Aim of the task: Reproduce the material in full, exactly as written.

>> begin Exercise data

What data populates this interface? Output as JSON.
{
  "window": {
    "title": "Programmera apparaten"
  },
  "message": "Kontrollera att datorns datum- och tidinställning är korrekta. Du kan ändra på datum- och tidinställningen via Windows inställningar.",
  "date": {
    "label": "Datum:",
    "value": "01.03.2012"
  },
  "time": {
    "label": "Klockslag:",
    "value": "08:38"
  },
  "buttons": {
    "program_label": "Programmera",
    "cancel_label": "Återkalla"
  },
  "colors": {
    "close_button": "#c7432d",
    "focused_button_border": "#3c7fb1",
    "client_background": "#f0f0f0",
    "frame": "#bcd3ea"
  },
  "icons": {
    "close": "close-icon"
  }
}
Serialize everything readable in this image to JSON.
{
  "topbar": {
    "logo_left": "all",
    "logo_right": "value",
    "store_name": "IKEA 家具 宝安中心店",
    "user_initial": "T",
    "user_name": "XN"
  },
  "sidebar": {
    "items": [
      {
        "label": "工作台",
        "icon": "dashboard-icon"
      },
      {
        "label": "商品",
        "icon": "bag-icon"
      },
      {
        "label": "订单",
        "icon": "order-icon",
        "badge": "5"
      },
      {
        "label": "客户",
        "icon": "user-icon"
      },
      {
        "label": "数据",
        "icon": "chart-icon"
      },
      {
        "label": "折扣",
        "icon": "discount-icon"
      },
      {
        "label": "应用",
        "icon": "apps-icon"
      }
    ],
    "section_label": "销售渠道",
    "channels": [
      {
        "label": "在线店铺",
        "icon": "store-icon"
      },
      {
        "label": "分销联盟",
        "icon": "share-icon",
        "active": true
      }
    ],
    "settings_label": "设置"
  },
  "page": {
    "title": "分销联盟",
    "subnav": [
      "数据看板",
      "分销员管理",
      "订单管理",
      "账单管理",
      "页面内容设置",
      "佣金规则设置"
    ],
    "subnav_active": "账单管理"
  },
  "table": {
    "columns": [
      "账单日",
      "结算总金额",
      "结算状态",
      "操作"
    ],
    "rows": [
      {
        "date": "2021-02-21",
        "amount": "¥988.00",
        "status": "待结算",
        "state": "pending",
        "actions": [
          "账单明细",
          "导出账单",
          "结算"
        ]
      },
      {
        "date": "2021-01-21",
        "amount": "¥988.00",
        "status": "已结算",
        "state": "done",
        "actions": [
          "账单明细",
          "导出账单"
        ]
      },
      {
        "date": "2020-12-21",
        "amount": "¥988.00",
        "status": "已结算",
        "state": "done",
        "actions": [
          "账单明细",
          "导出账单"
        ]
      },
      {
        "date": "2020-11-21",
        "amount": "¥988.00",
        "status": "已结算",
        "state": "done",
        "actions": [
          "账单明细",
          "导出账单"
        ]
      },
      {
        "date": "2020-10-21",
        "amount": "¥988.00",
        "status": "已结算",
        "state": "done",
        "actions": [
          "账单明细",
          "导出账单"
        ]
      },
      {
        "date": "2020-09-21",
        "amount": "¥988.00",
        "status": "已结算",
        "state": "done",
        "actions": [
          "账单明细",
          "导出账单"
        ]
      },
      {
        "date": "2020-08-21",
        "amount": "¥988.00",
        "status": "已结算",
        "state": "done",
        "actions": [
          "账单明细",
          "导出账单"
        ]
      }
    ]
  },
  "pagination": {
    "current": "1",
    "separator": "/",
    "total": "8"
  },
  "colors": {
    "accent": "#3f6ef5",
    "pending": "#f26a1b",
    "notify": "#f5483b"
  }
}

>> end Exercise data

The answer:
What data populates this interface? Output as JSON.
{
  "window": {
    "title": "Programmera apparaten"
  },
  "message": "Kontrollera att datorns datum- och tidinställning är korrekta. Du kan ändra på datum- och tidinställningen via Windows inställningar.",
  "date": {
    "label": "Datum:",
    "value": "01.03.2012"
  },
  "time": {
    "label": "Klockslag:",
    "value": "08:38"
  },
  "buttons": {
    "program_label": "Programmera",
    "cancel_label": "Återkalla"
  },
  "colors": {
    "close_button": "#c7432d",
    "focused_button_border": "#3c7fb1",
    "client_background": "#f0f0f0",
    "frame": "#bcd3ea"
  },
  "icons": {
    "close": "close-icon"
  }
}
Serialize everything readable in this image to JSON.
{
  "topbar": {
    "logo_left": "all",
    "logo_right": "value",
    "store_name": "IKEA 家具 宝安中心店",
    "user_initial": "T",
    "user_name": "XN"
  },
  "sidebar": {
    "items": [
      {
        "label": "工作台",
        "icon": "dashboard-icon"
      },
      {
        "label": "商品",
        "icon": "bag-icon"
      },
      {
        "label": "订单",
        "icon": "order-icon",
        "badge": "5"
      },
      {
        "label": "客户",
        "icon": "user-icon"
      },
      {
        "label": "数据",
        "icon": "chart-icon"
      },
      {
        "label": "折扣",
        "icon": "discount-icon"
      },
      {
        "label": "应用",
        "icon": "apps-icon"
      }
    ],
    "section_label": "销售渠道",
    "channels": [
      {
        "label": "在线店铺",
        "icon": "store-icon"
      },
      {
        "label": "分销联盟",
        "icon": "share-icon",
        "active": true
      }
    ],
    "settings_label": "设置"
  },
  "page": {
    "title": "分销联盟",
    "subnav": [
      "数据看板",
      "分销员管理",
      "订单管理",
      "账单管理",
      "页面内容设置",
      "佣金规则设置"
    ],
    "subnav_active": "账单管理"
  },
  "table": {
    "columns": [
      "账单日",
      "结算总金额",
      "结算状态",
      "操作"
    ],
    "rows": [
      {
        "date": "2021-02-21",
        "amount": "¥988.00",
        "status": "待结算",
        "state": "pending",
        "actions": [
          "账单明细",
          "导出账单",
          "结算"
        ]
      },
      {
        "date": "2021-01-21",
        "amount": "¥988.00",
        "status": "已结算",
        "state": "done",
        "actions": [
          "账单明细",
          "导出账单"
        ]
      },
      {
        "date": "2020-12-21",
        "amount": "¥988.00",
        "status": "已结算",
        "state": "done",
        "actions": [
          "账单明细",
          "导出账单"
        ]
      },
      {
        "date": "2020-11-21",
        "amount": "¥988.00",
        "status": "已结算",
        "state": "done",
        "actions": [
          "账单明细",
          "导出账单"
        ]
      },
      {
        "date": "2020-10-21",
        "amount": "¥988.00",
        "status": "已结算",
        "state": "done",
        "actions": [
          "账单明细",
          "导出账单"
        ]
      },
      {
        "date": "2020-09-21",
        "amount": "¥988.00",
        "status": "已结算",
        "state": "done",
        "actions": [
          "账单明细",
          "导出账单"
        ]
      },
      {
        "date": "2020-08-21",
        "amount": "¥988.00",
        "status": "已结算",
        "state": "done",
        "actions": [
          "账单明细",
          "导出账单"
        ]
      }
    ]
  },
  "pagination": {
    "current": "1",
    "separator": "/",
    "total": "8"
  },
  "colors": {
    "accent": "#3f6ef5",
    "pending": "#f26a1b",
    "notify": "#f5483b"
  }
}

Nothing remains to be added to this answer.